ИСПОЛЬЗУЯ ИНФОРМАЦИЮ -
1 – Ответьте на вопросы по тексту о работе в туберкулезном отделении:
(а) Что писали густым раствором марганца на голени умершего перед отправкой в морг?
(б) В какое отделение пришел приказ перевести рассказчицу?
(в) Кто дежурил в терапии, и его всегда можно было позвать на помощь?
2 – Продолжите текст о переводе медсестры в хирургическое отделение, начиная сразу после его последней фразы.

ИСХОДНЫЙ ТЕКСТ -
· · · ·
Привыкла я делать камфару и кофеин умирающим и пользоваться кубиком aqua distilata, если не было ни морфия, ни пантопона… Привыкла писать густым раствором марганца на голени умершего номер его личного дела, перед тем как отправить его в морг. Научилась вводить глюкозу и магнезию и в вены попадала даже лучше других. В общем, постепенно я становилась профессиональной медицинской сестрой, и доктор Грудзинский был весьма доволен и расхваливал меня «на свою голову», как он выразился, когда вдруг пришел приказ перевести меня в хирургию, куда переходить я ни за что не хотела.
Я бегала к Маргарите Львовне, умоляла, чтобы меня оставили в милом, обжитом моем туберкулезном!
Все тут было мило: в терапии под боком дежурила Екатерина Михайловна, которую всегда можно было позвать на помощь, а в спокойные ночи, когда никто не умирал, она забегала ко мне просто поболтать, посидеть перед печуркой, которая топилась у меня в дежурке.
А иногда заходил в гости кто-нибудь из врачей – ведь они жили тут же, под боком, и в «свободное время» вовсе не были похожи на недосягаемые медицинские «божества», при которых медсестры и рот боялись раскрыть… С Аглаей Михайловной мы тоже поладили отлично. В общем, мне нравилось здесь и совсем не хотелось уходить в новую неизвестность.
…Как я умоляла Маргариту Львовну, чтобы меня оставили в туберкулезном! Но почему-то на этот раз не сработало, и настал день, когда я должна была принять дежурство в хирургическом.
· · · ·
Данные распознавания структуры документа
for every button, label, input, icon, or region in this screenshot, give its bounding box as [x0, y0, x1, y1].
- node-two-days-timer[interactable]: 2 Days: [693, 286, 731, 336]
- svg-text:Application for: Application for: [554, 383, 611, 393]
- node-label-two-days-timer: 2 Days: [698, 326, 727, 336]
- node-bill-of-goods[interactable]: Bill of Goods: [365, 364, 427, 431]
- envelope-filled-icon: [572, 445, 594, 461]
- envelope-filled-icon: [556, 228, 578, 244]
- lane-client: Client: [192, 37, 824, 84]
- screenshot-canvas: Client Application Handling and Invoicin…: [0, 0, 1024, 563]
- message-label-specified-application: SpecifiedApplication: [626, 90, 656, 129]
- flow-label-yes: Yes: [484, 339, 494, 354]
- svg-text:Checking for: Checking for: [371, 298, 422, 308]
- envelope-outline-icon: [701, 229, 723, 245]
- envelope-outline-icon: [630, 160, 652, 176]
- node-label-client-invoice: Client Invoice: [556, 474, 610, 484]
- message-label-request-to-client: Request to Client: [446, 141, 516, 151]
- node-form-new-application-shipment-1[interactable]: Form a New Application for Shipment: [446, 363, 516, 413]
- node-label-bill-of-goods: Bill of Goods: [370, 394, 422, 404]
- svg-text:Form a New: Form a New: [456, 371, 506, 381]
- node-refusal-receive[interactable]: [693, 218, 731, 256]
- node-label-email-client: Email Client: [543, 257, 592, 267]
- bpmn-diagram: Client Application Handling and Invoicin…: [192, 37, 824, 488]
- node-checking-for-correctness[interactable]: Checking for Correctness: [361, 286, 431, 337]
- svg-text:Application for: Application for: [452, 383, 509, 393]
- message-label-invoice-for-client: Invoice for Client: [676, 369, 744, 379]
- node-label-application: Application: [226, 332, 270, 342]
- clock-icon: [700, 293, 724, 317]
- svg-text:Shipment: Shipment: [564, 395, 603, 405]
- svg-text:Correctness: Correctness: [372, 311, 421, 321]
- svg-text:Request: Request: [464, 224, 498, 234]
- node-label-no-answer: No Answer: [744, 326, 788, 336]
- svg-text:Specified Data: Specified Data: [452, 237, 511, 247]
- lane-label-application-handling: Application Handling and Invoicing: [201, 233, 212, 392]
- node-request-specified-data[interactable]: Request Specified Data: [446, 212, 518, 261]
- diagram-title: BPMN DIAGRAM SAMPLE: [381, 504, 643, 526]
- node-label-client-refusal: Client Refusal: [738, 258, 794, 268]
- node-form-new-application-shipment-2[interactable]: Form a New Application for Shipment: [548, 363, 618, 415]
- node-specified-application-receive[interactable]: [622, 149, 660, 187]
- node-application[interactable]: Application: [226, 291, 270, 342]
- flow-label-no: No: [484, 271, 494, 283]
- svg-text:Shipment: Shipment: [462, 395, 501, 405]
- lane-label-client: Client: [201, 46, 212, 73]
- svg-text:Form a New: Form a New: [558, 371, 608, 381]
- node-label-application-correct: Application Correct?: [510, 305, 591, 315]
· · · ·
ОТВЕТЫ ПО ПУНКТАМ -
1 –
(а) Номер его личного дела.
(б) В хирургию.
(в) Екатерина Михайловна.

2 –
III. Хирургический корпус
…Тоска мне выжгла очи…
…«Мошево». Шесть двухэтажных бараков, крепких, рубленых, с большими окнами, с красными железными крышами. Большая зеленая лужайка позади бараков. На лужайке почему-то не было ни деревьев, ни кустов, но трава была хорошая и густая. Дальний угол лужайки был отделен от остальной части высоченными лопухами.
Лужайкой единолично владел баран Васька. Это был наш лабораторный баран. Для чего он был нужен в лаборатории, я не знаю, но целыми днями он слонялся по больничной зеленой лужайке, держа в страхе и смятении души свободных от дежурства сестер, врачей и ходячих больных, осмелившихся вторгнуться в его владение.
То ли от природы он был так бессовестно драчлив, то ли ненавидел всех двуногих существ, но только, чуть завидев на лужайке движущуюся фигуру, Васька, свирепо изогнув шею и выставив вперед свои винтообразные рога, как выпущенная торпеда устремлялся к ней, несясь через всю лужайку.
Спасенье было одно – удирать во все лопатки, пока Васька не наподдал сзади своим мощным боевым оружием. Не бараном бы ему быть, а бизоном в каких-нибудь пампасах!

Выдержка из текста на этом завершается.